PROBLEM DESCRIPTION: Below are records to transcribe exactly, without their pictures.

+++

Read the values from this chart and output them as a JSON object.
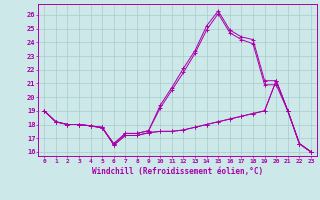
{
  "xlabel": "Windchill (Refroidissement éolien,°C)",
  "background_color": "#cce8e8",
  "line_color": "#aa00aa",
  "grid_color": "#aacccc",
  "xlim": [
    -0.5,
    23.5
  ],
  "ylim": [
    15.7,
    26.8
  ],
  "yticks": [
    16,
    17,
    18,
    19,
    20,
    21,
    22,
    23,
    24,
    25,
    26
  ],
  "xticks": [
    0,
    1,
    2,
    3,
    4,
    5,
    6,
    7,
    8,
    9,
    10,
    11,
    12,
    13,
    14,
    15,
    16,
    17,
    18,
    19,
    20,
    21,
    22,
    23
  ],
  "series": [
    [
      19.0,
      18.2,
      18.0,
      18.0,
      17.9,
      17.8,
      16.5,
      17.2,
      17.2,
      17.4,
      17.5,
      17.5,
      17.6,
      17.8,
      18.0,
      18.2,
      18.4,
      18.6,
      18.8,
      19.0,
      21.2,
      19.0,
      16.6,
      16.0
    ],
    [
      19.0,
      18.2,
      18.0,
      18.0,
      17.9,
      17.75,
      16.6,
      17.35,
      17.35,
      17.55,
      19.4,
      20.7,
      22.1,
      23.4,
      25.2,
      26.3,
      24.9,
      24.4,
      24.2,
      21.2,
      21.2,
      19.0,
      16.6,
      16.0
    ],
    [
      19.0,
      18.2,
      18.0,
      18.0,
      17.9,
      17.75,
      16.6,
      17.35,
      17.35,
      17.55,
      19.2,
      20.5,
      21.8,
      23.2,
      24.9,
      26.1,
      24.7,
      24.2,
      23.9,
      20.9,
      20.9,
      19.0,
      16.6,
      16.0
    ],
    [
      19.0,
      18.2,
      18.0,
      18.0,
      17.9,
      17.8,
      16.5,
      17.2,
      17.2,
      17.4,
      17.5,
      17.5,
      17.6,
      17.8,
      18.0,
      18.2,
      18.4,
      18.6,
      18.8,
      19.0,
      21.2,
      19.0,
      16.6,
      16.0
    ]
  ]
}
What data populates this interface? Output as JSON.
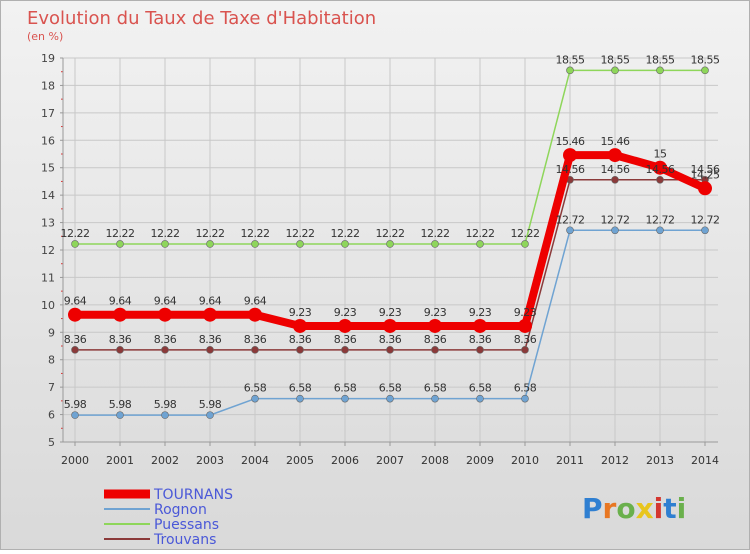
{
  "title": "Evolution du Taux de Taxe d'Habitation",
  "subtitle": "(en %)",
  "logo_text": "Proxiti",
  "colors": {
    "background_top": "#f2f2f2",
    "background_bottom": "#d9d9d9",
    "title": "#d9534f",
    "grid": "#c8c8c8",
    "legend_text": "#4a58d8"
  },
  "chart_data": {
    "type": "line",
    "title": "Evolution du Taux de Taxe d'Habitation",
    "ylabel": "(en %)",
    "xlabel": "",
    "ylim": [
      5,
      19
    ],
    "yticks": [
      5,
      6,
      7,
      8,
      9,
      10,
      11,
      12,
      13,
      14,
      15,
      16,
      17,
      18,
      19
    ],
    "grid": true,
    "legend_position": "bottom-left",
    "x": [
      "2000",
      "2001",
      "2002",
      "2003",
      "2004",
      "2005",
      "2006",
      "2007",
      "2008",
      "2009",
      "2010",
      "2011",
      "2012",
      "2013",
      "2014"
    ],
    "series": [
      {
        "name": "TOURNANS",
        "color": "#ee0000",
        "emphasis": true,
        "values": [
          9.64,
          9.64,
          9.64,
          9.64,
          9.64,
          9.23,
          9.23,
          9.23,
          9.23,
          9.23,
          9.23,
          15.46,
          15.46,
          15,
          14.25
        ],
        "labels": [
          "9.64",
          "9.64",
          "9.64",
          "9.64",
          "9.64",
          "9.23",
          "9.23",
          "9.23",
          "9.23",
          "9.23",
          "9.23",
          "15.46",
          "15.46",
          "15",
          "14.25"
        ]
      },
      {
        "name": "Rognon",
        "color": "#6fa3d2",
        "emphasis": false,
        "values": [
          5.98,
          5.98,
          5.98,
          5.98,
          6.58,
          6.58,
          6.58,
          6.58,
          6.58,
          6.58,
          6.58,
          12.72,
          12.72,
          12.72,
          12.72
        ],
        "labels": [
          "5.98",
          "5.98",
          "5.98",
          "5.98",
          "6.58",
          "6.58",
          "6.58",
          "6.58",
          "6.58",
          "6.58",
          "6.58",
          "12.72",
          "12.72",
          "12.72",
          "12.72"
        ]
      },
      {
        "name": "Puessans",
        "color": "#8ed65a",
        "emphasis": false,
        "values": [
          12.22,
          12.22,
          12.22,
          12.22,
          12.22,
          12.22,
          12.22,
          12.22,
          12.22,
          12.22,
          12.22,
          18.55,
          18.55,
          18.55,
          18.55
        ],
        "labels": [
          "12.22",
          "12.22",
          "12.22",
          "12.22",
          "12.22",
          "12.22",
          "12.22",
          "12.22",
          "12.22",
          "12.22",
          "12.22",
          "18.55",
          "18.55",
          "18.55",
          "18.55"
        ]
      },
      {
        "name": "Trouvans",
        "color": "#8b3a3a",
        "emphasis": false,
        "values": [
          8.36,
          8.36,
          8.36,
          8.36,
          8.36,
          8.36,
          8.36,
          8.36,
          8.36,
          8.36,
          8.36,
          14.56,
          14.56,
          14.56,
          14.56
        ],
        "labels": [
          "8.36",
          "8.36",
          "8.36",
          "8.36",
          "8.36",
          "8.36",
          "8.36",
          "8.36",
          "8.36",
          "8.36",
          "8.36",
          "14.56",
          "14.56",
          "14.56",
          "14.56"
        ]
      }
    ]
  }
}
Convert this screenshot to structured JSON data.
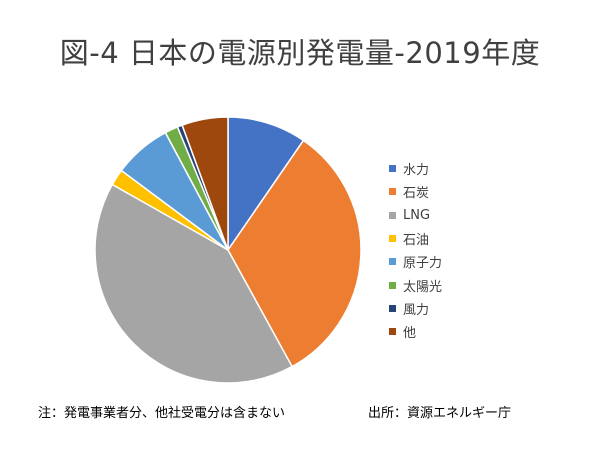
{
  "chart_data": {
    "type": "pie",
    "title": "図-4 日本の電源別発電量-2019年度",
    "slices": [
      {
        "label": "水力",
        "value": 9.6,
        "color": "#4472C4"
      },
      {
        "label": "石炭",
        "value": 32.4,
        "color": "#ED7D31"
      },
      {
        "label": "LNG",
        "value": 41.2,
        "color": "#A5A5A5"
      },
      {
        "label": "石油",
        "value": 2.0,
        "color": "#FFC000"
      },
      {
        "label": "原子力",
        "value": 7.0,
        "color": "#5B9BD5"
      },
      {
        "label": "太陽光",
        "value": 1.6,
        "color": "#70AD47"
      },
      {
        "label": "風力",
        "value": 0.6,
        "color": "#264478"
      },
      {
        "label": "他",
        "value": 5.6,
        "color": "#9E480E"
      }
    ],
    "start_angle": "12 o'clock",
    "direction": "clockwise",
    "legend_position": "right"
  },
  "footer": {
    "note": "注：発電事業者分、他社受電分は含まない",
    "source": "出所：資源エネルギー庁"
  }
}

+++

TASK SOLUTION:
Read the values from this chart and output them as a JSON object.
{
  "xlabel": "Windchill (Refroidissement éolien,°C)",
  "background_color": "#cce8e8",
  "line_color": "#aa00aa",
  "grid_color": "#aacccc",
  "xlim": [
    -0.5,
    23.5
  ],
  "ylim": [
    15.7,
    26.8
  ],
  "yticks": [
    16,
    17,
    18,
    19,
    20,
    21,
    22,
    23,
    24,
    25,
    26
  ],
  "xticks": [
    0,
    1,
    2,
    3,
    4,
    5,
    6,
    7,
    8,
    9,
    10,
    11,
    12,
    13,
    14,
    15,
    16,
    17,
    18,
    19,
    20,
    21,
    22,
    23
  ],
  "series": [
    [
      19.0,
      18.2,
      18.0,
      18.0,
      17.9,
      17.8,
      16.5,
      17.2,
      17.2,
      17.4,
      17.5,
      17.5,
      17.6,
      17.8,
      18.0,
      18.2,
      18.4,
      18.6,
      18.8,
      19.0,
      21.2,
      19.0,
      16.6,
      16.0
    ],
    [
      19.0,
      18.2,
      18.0,
      18.0,
      17.9,
      17.75,
      16.6,
      17.35,
      17.35,
      17.55,
      19.4,
      20.7,
      22.1,
      23.4,
      25.2,
      26.3,
      24.9,
      24.4,
      24.2,
      21.2,
      21.2,
      19.0,
      16.6,
      16.0
    ],
    [
      19.0,
      18.2,
      18.0,
      18.0,
      17.9,
      17.75,
      16.6,
      17.35,
      17.35,
      17.55,
      19.2,
      20.5,
      21.8,
      23.2,
      24.9,
      26.1,
      24.7,
      24.2,
      23.9,
      20.9,
      20.9,
      19.0,
      16.6,
      16.0
    ],
    [
      19.0,
      18.2,
      18.0,
      18.0,
      17.9,
      17.8,
      16.5,
      17.2,
      17.2,
      17.4,
      17.5,
      17.5,
      17.6,
      17.8,
      18.0,
      18.2,
      18.4,
      18.6,
      18.8,
      19.0,
      21.2,
      19.0,
      16.6,
      16.0
    ]
  ]
}
What data populates this interface? Output as JSON.
{
  "title": "Evolution du Taux de Taxe d'Habitation",
  "subtitle": "(en %)",
  "logo_text": "Proxiti",
  "colors": {
    "background_top": "#f2f2f2",
    "background_bottom": "#d9d9d9",
    "title": "#d9534f",
    "grid": "#c8c8c8",
    "legend_text": "#4a58d8"
  },
  "chart_data": {
    "type": "line",
    "title": "Evolution du Taux de Taxe d'Habitation",
    "ylabel": "(en %)",
    "xlabel": "",
    "ylim": [
      5,
      19
    ],
    "yticks": [
      5,
      6,
      7,
      8,
      9,
      10,
      11,
      12,
      13,
      14,
      15,
      16,
      17,
      18,
      19
    ],
    "grid": true,
    "legend_position": "bottom-left",
    "x": [
      "2000",
      "2001",
      "2002",
      "2003",
      "2004",
      "2005",
      "2006",
      "2007",
      "2008",
      "2009",
      "2010",
      "2011",
      "2012",
      "2013",
      "2014"
    ],
    "series": [
      {
        "name": "TOURNANS",
        "color": "#ee0000",
        "emphasis": true,
        "values": [
          9.64,
          9.64,
          9.64,
          9.64,
          9.64,
          9.23,
          9.23,
          9.23,
          9.23,
          9.23,
          9.23,
          15.46,
          15.46,
          15,
          14.25
        ],
        "labels": [
          "9.64",
          "9.64",
          "9.64",
          "9.64",
          "9.64",
          "9.23",
          "9.23",
          "9.23",
          "9.23",
          "9.23",
          "9.23",
          "15.46",
          "15.46",
          "15",
          "14.25"
        ]
      },
      {
        "name": "Rognon",
        "color": "#6fa3d2",
        "emphasis": false,
        "values": [
          5.98,
          5.98,
          5.98,
          5.98,
          6.58,
          6.58,
          6.58,
          6.58,
          6.58,
          6.58,
          6.58,
          12.72,
          12.72,
          12.72,
          12.72
        ],
        "labels": [
          "5.98",
          "5.98",
          "5.98",
          "5.98",
          "6.58",
          "6.58",
          "6.58",
          "6.58",
          "6.58",
          "6.58",
          "6.58",
          "12.72",
          "12.72",
          "12.72",
          "12.72"
        ]
      },
      {
        "name": "Puessans",
        "color": "#8ed65a",
        "emphasis": false,
        "values": [
          12.22,
          12.22,
          12.22,
          12.22,
          12.22,
          12.22,
          12.22,
          12.22,
          12.22,
          12.22,
          12.22,
          18.55,
          18.55,
          18.55,
          18.55
        ],
        "labels": [
          "12.22",
          "12.22",
          "12.22",
          "12.22",
          "12.22",
          "12.22",
          "12.22",
          "12.22",
          "12.22",
          "12.22",
          "12.22",
          "18.55",
          "18.55",
          "18.55",
          "18.55"
        ]
      },
      {
        "name": "Trouvans",
        "color": "#8b3a3a",
        "emphasis": false,
        "values": [
          8.36,
          8.36,
          8.36,
          8.36,
          8.36,
          8.36,
          8.36,
          8.36,
          8.36,
          8.36,
          8.36,
          14.56,
          14.56,
          14.56,
          14.56
        ],
        "labels": [
          "8.36",
          "8.36",
          "8.36",
          "8.36",
          "8.36",
          "8.36",
          "8.36",
          "8.36",
          "8.36",
          "8.36",
          "8.36",
          "14.56",
          "14.56",
          "14.56",
          "14.56"
        ]
      }
    ]
  }
}
Convert this screenshot to structured JSON data.
{
  "chart_data": {
    "type": "pie",
    "title": "図-4 日本の電源別発電量-2019年度",
    "slices": [
      {
        "label": "水力",
        "value": 9.6,
        "color": "#4472C4"
      },
      {
        "label": "石炭",
        "value": 32.4,
        "color": "#ED7D31"
      },
      {
        "label": "LNG",
        "value": 41.2,
        "color": "#A5A5A5"
      },
      {
        "label": "石油",
        "value": 2.0,
        "color": "#FFC000"
      },
      {
        "label": "原子力",
        "value": 7.0,
        "color": "#5B9BD5"
      },
      {
        "label": "太陽光",
        "value": 1.6,
        "color": "#70AD47"
      },
      {
        "label": "風力",
        "value": 0.6,
        "color": "#264478"
      },
      {
        "label": "他",
        "value": 5.6,
        "color": "#9E480E"
      }
    ],
    "start_angle": "12 o'clock",
    "direction": "clockwise",
    "legend_position": "right"
  },
  "footer": {
    "note": "注：発電事業者分、他社受電分は含まない",
    "source": "出所：資源エネルギー庁"
  }
}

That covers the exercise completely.